##### Given data

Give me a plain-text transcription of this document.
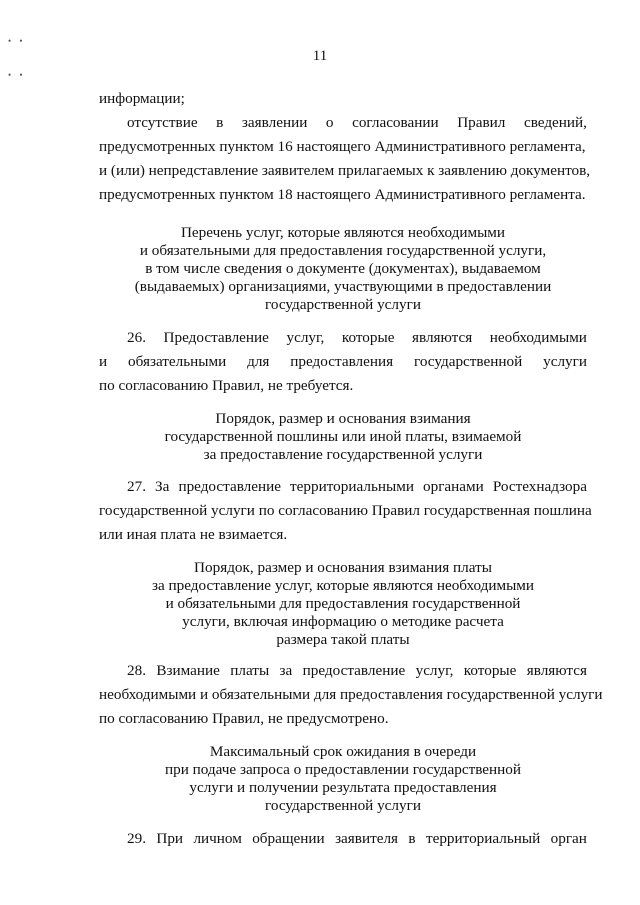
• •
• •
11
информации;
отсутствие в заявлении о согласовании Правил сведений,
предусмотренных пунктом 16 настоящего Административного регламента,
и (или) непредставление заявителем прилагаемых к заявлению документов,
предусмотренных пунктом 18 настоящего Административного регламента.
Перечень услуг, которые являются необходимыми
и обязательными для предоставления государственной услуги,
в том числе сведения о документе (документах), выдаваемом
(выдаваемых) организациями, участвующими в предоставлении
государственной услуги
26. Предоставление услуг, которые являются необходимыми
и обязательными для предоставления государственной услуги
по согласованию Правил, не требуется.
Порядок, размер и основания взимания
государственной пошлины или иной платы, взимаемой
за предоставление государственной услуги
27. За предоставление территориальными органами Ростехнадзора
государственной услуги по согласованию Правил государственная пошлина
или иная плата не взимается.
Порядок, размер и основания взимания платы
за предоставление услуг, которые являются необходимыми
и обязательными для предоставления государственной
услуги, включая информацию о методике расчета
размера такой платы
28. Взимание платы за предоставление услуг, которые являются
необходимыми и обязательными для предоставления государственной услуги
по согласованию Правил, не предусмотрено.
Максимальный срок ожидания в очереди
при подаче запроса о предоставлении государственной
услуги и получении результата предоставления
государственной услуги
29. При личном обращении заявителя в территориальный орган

##########
##### Given data

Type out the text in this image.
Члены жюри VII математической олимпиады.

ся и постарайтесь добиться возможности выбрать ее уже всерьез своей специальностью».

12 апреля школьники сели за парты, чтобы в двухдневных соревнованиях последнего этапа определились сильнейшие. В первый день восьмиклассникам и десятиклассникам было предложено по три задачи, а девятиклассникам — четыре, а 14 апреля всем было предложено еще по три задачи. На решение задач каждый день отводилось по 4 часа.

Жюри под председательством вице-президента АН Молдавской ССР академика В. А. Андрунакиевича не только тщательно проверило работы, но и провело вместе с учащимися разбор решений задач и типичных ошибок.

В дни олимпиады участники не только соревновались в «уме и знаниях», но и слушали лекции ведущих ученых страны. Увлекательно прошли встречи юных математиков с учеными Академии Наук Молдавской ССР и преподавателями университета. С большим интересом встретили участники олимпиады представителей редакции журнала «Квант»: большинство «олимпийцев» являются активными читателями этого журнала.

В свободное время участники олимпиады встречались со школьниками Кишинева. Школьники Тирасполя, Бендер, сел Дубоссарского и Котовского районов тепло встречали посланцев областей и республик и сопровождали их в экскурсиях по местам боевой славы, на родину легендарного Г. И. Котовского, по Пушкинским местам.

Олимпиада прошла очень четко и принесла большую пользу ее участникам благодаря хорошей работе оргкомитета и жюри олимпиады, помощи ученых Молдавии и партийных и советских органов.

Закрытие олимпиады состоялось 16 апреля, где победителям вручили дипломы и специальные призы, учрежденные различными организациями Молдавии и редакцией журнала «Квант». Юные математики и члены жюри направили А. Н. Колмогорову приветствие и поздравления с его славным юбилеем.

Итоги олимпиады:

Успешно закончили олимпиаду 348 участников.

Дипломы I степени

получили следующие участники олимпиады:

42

##########
##### Given data

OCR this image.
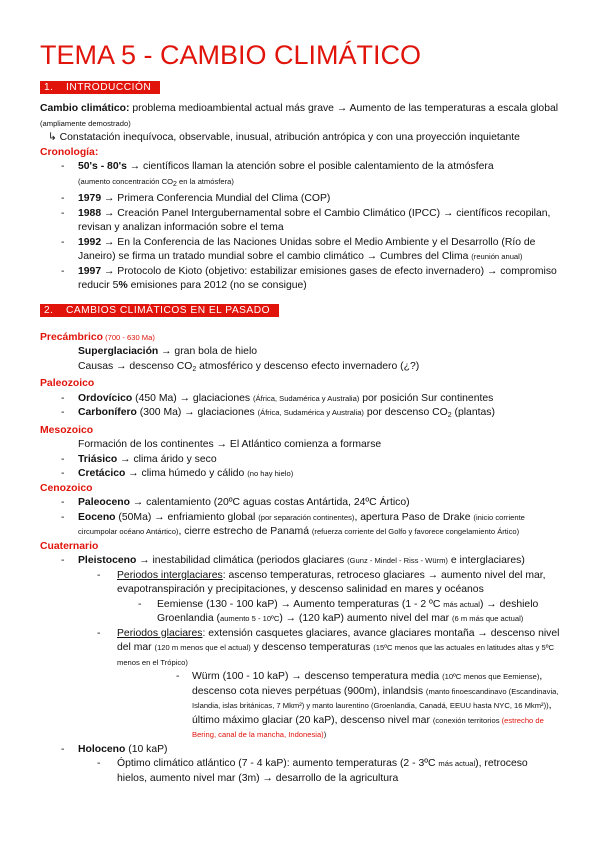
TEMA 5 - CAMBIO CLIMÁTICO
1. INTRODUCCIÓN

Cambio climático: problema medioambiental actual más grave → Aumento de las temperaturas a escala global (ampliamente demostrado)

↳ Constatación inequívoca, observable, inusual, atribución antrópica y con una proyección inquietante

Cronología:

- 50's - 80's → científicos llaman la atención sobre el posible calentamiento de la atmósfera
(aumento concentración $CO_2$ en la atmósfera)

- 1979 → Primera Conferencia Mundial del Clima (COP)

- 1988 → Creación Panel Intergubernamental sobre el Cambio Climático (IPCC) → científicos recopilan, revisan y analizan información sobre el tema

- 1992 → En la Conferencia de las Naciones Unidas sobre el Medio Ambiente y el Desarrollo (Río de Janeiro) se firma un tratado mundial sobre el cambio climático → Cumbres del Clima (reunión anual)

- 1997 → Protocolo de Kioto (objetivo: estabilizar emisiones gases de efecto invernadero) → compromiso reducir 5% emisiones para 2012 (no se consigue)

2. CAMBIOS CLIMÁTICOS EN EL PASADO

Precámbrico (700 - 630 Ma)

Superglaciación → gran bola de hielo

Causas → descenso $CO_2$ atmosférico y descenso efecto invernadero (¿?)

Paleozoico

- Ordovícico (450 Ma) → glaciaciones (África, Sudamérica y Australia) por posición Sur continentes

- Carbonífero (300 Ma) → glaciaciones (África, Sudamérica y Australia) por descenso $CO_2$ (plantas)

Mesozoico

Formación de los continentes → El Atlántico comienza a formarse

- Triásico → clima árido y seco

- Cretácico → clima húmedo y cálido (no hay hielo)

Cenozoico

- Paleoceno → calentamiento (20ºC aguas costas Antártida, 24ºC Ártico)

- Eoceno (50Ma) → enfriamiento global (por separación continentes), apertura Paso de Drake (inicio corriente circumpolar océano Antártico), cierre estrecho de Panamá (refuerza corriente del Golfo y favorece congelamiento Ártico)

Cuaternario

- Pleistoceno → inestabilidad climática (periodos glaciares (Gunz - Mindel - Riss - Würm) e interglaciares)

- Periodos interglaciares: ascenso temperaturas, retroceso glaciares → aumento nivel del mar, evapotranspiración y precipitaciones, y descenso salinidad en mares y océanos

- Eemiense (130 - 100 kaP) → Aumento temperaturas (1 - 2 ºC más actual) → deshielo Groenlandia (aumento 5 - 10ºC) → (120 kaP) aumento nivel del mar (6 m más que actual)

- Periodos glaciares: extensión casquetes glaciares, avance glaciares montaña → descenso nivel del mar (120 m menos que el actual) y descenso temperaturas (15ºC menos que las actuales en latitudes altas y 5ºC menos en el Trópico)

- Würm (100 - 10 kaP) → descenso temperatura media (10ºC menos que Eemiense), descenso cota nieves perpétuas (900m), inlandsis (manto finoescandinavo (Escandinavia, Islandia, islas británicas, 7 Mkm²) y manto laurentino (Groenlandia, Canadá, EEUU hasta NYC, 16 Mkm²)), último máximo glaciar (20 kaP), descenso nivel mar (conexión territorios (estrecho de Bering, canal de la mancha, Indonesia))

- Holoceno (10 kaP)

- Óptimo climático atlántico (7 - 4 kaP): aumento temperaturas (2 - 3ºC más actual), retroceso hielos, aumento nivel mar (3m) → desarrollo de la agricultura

##########

- **Short problem**:
Copy each line of the records that contains the word "предоставления".

- **Task result**:
и обязательными для предоставления государственной услуги,
и обязательными для предоставления государственной услуги
и обязательными для предоставления государственной
необходимыми и обязательными для предоставления государственной услуги
услуги и получении результата предоставления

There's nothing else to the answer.